(A run of records)
****

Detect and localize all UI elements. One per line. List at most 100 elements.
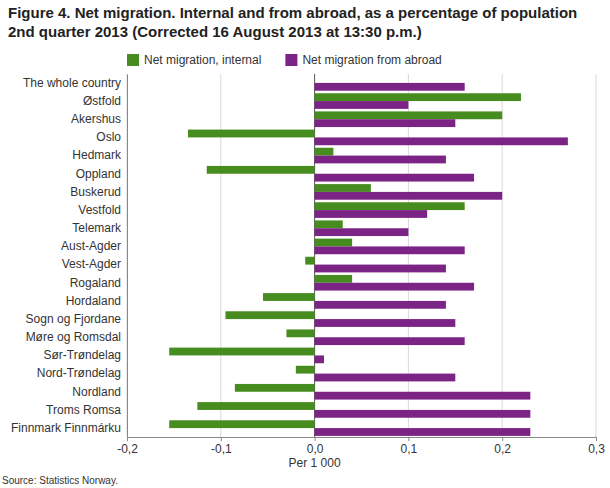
grid-line: [314, 74, 315, 437]
grid-line: [408, 74, 409, 437]
bar: [315, 410, 531, 418]
bar: [315, 374, 456, 382]
bar: [315, 119, 456, 127]
legend-item: Net migration, internal: [127, 53, 261, 67]
y-tick-label: Oppland: [76, 167, 121, 181]
bar: [315, 101, 409, 109]
bars: [169, 83, 568, 436]
bar: [315, 192, 503, 200]
y-tick-label: Finnmark Finnmárku: [11, 421, 121, 435]
y-tick-label: Østfold: [83, 94, 121, 108]
y-tick: Akershus: [71, 112, 127, 126]
x-tick-mark: [408, 437, 409, 441]
x-tick: 0,3: [588, 437, 605, 456]
y-tick-label: Møre og Romsdal: [26, 330, 121, 344]
bar: [315, 184, 371, 192]
bar: [207, 166, 315, 174]
title-line: Figure 4. Net migration. Internal and fr…: [8, 4, 577, 21]
y-tick-label: Oslo: [96, 130, 121, 144]
bar: [315, 174, 474, 182]
y-tick: The whole country: [23, 76, 127, 90]
y-axis-line: [127, 75, 128, 438]
y-tick: Aust-Agder: [61, 239, 127, 253]
bar: [315, 111, 503, 119]
bar: [315, 83, 465, 91]
y-tick-label: Sør-Trøndelag: [43, 348, 121, 362]
bar: [188, 130, 315, 138]
bar: [315, 156, 446, 164]
y-axis: The whole country Østfold Akershus Oslo Hedm…: [11, 75, 128, 438]
y-tick: Telemark: [72, 221, 127, 235]
title: Figure 4. Net migration. Internal and fr…: [8, 4, 577, 40]
x-tick-mark: [502, 437, 503, 441]
grid-line: [127, 74, 128, 437]
y-tick-label: Hordaland: [66, 294, 121, 308]
x-tick-mark: [315, 437, 316, 441]
x-tick-label: 0,0: [307, 442, 324, 456]
bar: [315, 301, 446, 309]
y-tick: Møre og Romsdal: [26, 330, 127, 344]
y-tick: Nord-Trøndelag: [37, 366, 127, 380]
bar: [263, 293, 315, 301]
y-tick-label: Troms Romsa: [46, 403, 121, 417]
legend-item: Net migration from abroad: [285, 53, 441, 67]
legend-label: Net migration, internal: [144, 53, 261, 67]
y-tick: Troms Romsa: [46, 403, 127, 417]
bar: [296, 366, 315, 374]
y-tick-label: Vestfold: [78, 203, 121, 217]
x-tick-label: 0,1: [401, 442, 418, 456]
x-tick: 0,1: [401, 437, 418, 456]
bar: [315, 319, 456, 327]
y-tick-label: Aust-Agder: [61, 239, 121, 253]
series: [315, 83, 568, 436]
y-tick-label: Sogn og Fjordane: [26, 312, 122, 326]
bar: [314, 75, 315, 83]
y-tick-label: Hedmark: [72, 148, 122, 162]
bar: [305, 257, 314, 265]
y-tick: Vestfold: [78, 203, 127, 217]
grid: [127, 74, 596, 437]
bar: [315, 392, 531, 400]
bar: [169, 348, 314, 356]
legend-swatch: [285, 54, 297, 66]
y-tick-label: Nord-Trøndelag: [37, 366, 121, 380]
bar: [315, 239, 353, 247]
bar: [315, 355, 324, 363]
x-tick-label: -0,2: [117, 442, 138, 456]
y-tick: Hedmark: [72, 148, 127, 162]
bar: [315, 210, 428, 218]
x-tick: 0,2: [494, 437, 511, 456]
y-tick: Oppland: [76, 167, 127, 181]
bar: [315, 246, 465, 254]
bar: [315, 148, 334, 156]
grid-line: [502, 74, 503, 437]
y-tick: Finnmark Finnmárku: [11, 421, 127, 435]
y-tick: Nordland: [72, 385, 127, 399]
bar: [315, 202, 465, 210]
x-tick-label: -0,1: [211, 442, 232, 456]
x-tick: 0,0: [307, 437, 324, 456]
y-tick: Sør-Trøndelag: [43, 348, 127, 362]
y-tick: Hordaland: [66, 294, 127, 308]
y-tick-label: Telemark: [72, 221, 122, 235]
bar: [315, 337, 465, 345]
y-tick: Rogaland: [70, 276, 127, 290]
y-tick-label: Nordland: [72, 385, 121, 399]
x-tick-label: 0,3: [588, 442, 605, 456]
y-tick-label: Akershus: [71, 112, 121, 126]
y-tick-label: Buskerud: [70, 185, 121, 199]
bar: [315, 137, 568, 145]
chart: Figure 4. Net migration. Internal and fr…: [0, 0, 610, 488]
y-tick: Sogn og Fjordane: [26, 312, 127, 326]
x-tick-mark: [221, 437, 222, 441]
x-tick-label: 0,2: [494, 442, 511, 456]
bar: [315, 228, 409, 236]
bar: [315, 283, 474, 291]
bar: [315, 93, 521, 101]
x-tick: -0,2: [117, 437, 138, 456]
legend: Net migration, internal Net migration fro…: [127, 53, 442, 67]
y-tick-label: The whole country: [23, 76, 121, 90]
bar: [286, 329, 314, 337]
bar: [235, 384, 315, 392]
grid-line: [596, 74, 597, 437]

****

▸ **Required work**
Edit the records so that every "grid-line" becomes "gridline", keeping everything else the same. Leave the pictures out of your answer.

▸ **Answer for this exercise**
Detect and localize all UI elements. One per line. List at most 100 elements.
gridline: [314, 74, 315, 437]
gridline: [408, 74, 409, 437]
bar: [315, 410, 531, 418]
bar: [315, 374, 456, 382]
bar: [315, 119, 456, 127]
legend-item: Net migration, internal: [127, 53, 261, 67]
y-tick-label: Oppland: [76, 167, 121, 181]
bar: [315, 101, 409, 109]
bars: [169, 83, 568, 436]
bar: [315, 192, 503, 200]
y-tick-label: Finnmark Finnmárku: [11, 421, 121, 435]
y-tick-label: Østfold: [83, 94, 121, 108]
y-tick: Akershus: [71, 112, 127, 126]
x-tick-mark: [408, 437, 409, 441]
x-tick: 0,3: [588, 437, 605, 456]
y-tick-label: Møre og Romsdal: [26, 330, 121, 344]
bar: [315, 184, 371, 192]
bar: [207, 166, 315, 174]
title-line: Figure 4. Net migration. Internal and fr…: [8, 4, 577, 21]
y-tick-label: Oslo: [96, 130, 121, 144]
bar: [315, 174, 474, 182]
y-tick: The whole country: [23, 76, 127, 90]
y-axis-line: [127, 75, 128, 438]
y-tick: Aust-Agder: [61, 239, 127, 253]
bar: [315, 111, 503, 119]
bar: [315, 83, 465, 91]
y-tick-label: Sør-Trøndelag: [43, 348, 121, 362]
bar: [188, 130, 315, 138]
bar: [315, 156, 446, 164]
y-axis: The whole country Østfold Akershus Oslo Hedm…: [11, 75, 128, 438]
y-tick: Telemark: [72, 221, 127, 235]
title: Figure 4. Net migration. Internal and fr…: [8, 4, 577, 40]
x-tick-mark: [502, 437, 503, 441]
gridline: [127, 74, 128, 437]
y-tick-label: Hordaland: [66, 294, 121, 308]
x-tick-mark: [315, 437, 316, 441]
x-tick-label: 0,0: [307, 442, 324, 456]
bar: [315, 301, 446, 309]
y-tick: Møre og Romsdal: [26, 330, 127, 344]
y-tick: Nord-Trøndelag: [37, 366, 127, 380]
bar: [263, 293, 315, 301]
y-tick-label: Troms Romsa: [46, 403, 121, 417]
legend-item: Net migration from abroad: [285, 53, 441, 67]
legend-label: Net migration, internal: [144, 53, 261, 67]
y-tick: Troms Romsa: [46, 403, 127, 417]
bar: [296, 366, 315, 374]
y-tick-label: Vestfold: [78, 203, 121, 217]
x-tick-label: 0,1: [401, 442, 418, 456]
x-tick: 0,1: [401, 437, 418, 456]
bar: [315, 319, 456, 327]
y-tick-label: Aust-Agder: [61, 239, 121, 253]
series: [315, 83, 568, 436]
y-tick-label: Sogn og Fjordane: [26, 312, 122, 326]
bar: [314, 75, 315, 83]
y-tick-label: Hedmark: [72, 148, 122, 162]
bar: [305, 257, 314, 265]
y-tick: Vestfold: [78, 203, 127, 217]
grid: [127, 74, 596, 437]
bar: [315, 392, 531, 400]
bar: [169, 348, 314, 356]
legend-swatch: [285, 54, 297, 66]
y-tick-label: Nord-Trøndelag: [37, 366, 121, 380]
bar: [315, 239, 353, 247]
bar: [315, 355, 324, 363]
x-tick-label: -0,2: [117, 442, 138, 456]
y-tick: Hedmark: [72, 148, 127, 162]
bar: [315, 210, 428, 218]
x-tick: 0,2: [494, 437, 511, 456]
y-tick: Oppland: [76, 167, 127, 181]
bar: [315, 246, 465, 254]
bar: [315, 148, 334, 156]
gridline: [502, 74, 503, 437]
y-tick: Finnmark Finnmárku: [11, 421, 127, 435]
y-tick: Nordland: [72, 385, 127, 399]
bar: [315, 202, 465, 210]
x-tick-label: -0,1: [211, 442, 232, 456]
x-tick: 0,0: [307, 437, 324, 456]
y-tick: Sør-Trøndelag: [43, 348, 127, 362]
y-tick: Hordaland: [66, 294, 127, 308]
y-tick-label: Telemark: [72, 221, 122, 235]
bar: [315, 337, 465, 345]
y-tick: Rogaland: [70, 276, 127, 290]
y-tick-label: Nordland: [72, 385, 121, 399]
x-tick-label: 0,3: [588, 442, 605, 456]
y-tick-label: Akershus: [71, 112, 121, 126]
y-tick-label: Buskerud: [70, 185, 121, 199]
bar: [315, 137, 568, 145]
chart: Figure 4. Net migration. Internal and fr…: [0, 0, 610, 488]
y-tick: Sogn og Fjordane: [26, 312, 127, 326]
x-tick-mark: [221, 437, 222, 441]
x-tick-label: 0,2: [494, 442, 511, 456]
bar: [315, 228, 409, 236]
bar: [315, 283, 474, 291]
bar: [315, 93, 521, 101]
x-tick: -0,2: [117, 437, 138, 456]
legend: Net migration, internal Net migration fro…: [127, 53, 442, 67]
y-tick-label: The whole country: [23, 76, 121, 90]
bar: [286, 329, 314, 337]
bar: [235, 384, 315, 392]
gridline: [596, 74, 597, 437]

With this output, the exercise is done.